__What you should do__: Search the records that follow and extract every line containing the string "Plan".
>> start
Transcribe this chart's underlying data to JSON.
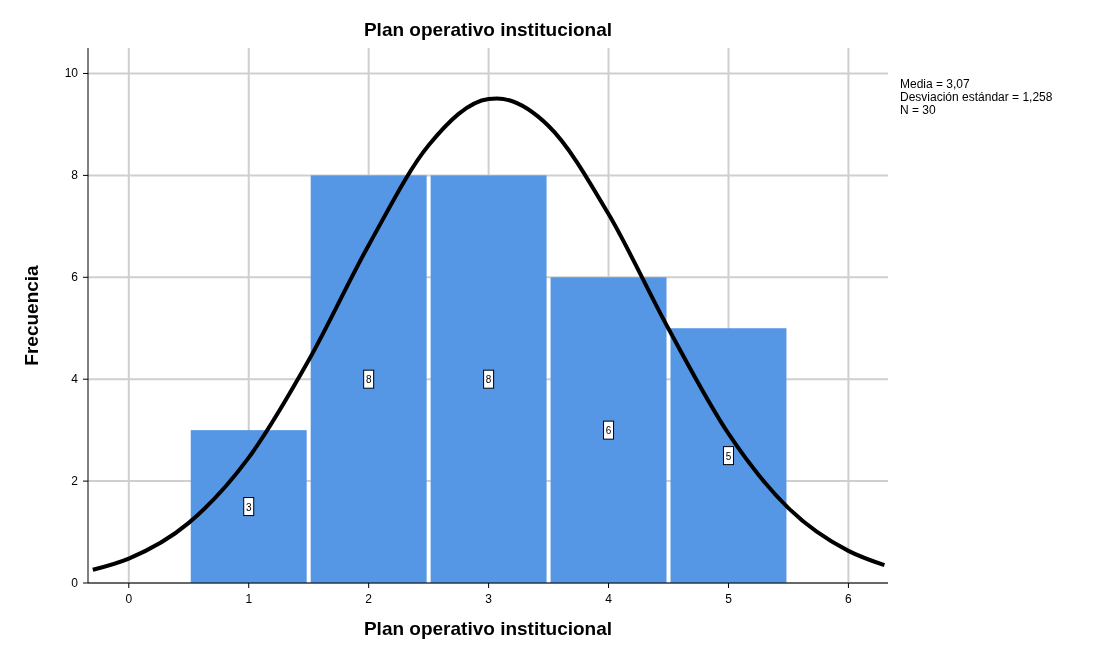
{
  "chart_data": {
    "type": "histogram",
    "title": "Plan operativo institucional",
    "xlabel": "Plan operativo institucional",
    "ylabel": "Frecuencia",
    "bins": [
      0.5,
      1.5,
      2.5,
      3.5,
      4.5,
      5.5
    ],
    "values": [
      3,
      8,
      8,
      6,
      5
    ],
    "color": "#5596e5",
    "value_labels": [
      "3",
      "8",
      "8",
      "6",
      "5"
    ],
    "series": [
      {
        "type": "line",
        "color": "#000000",
        "x": [
          -0.3,
          0,
          0.5,
          1,
          1.5,
          2,
          2.5,
          3,
          3.07,
          3.5,
          4,
          4.5,
          5,
          5.5,
          6,
          6.3
        ],
        "values": [
          0.26,
          0.48,
          1.18,
          2.46,
          4.37,
          6.63,
          8.59,
          9.5,
          9.51,
          8.97,
          7.24,
          4.99,
          2.93,
          1.47,
          0.63,
          0.35
        ]
      }
    ],
    "xlim": [
      -0.34,
      6.33
    ],
    "ylim": [
      0,
      10.5
    ],
    "xticks": [
      0,
      1,
      2,
      3,
      4,
      5,
      6
    ],
    "yticks": [
      0,
      2,
      4,
      6,
      8,
      10
    ],
    "grid": true,
    "marker": "none",
    "annotations": [
      "Media = 3,07",
      "Desviación estándar = 1,258",
      "N = 30"
    ]
  }
}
>> end
__Answer to the exercise__:
    "title": "Plan operativo institucional",
    "xlabel": "Plan operativo institucional",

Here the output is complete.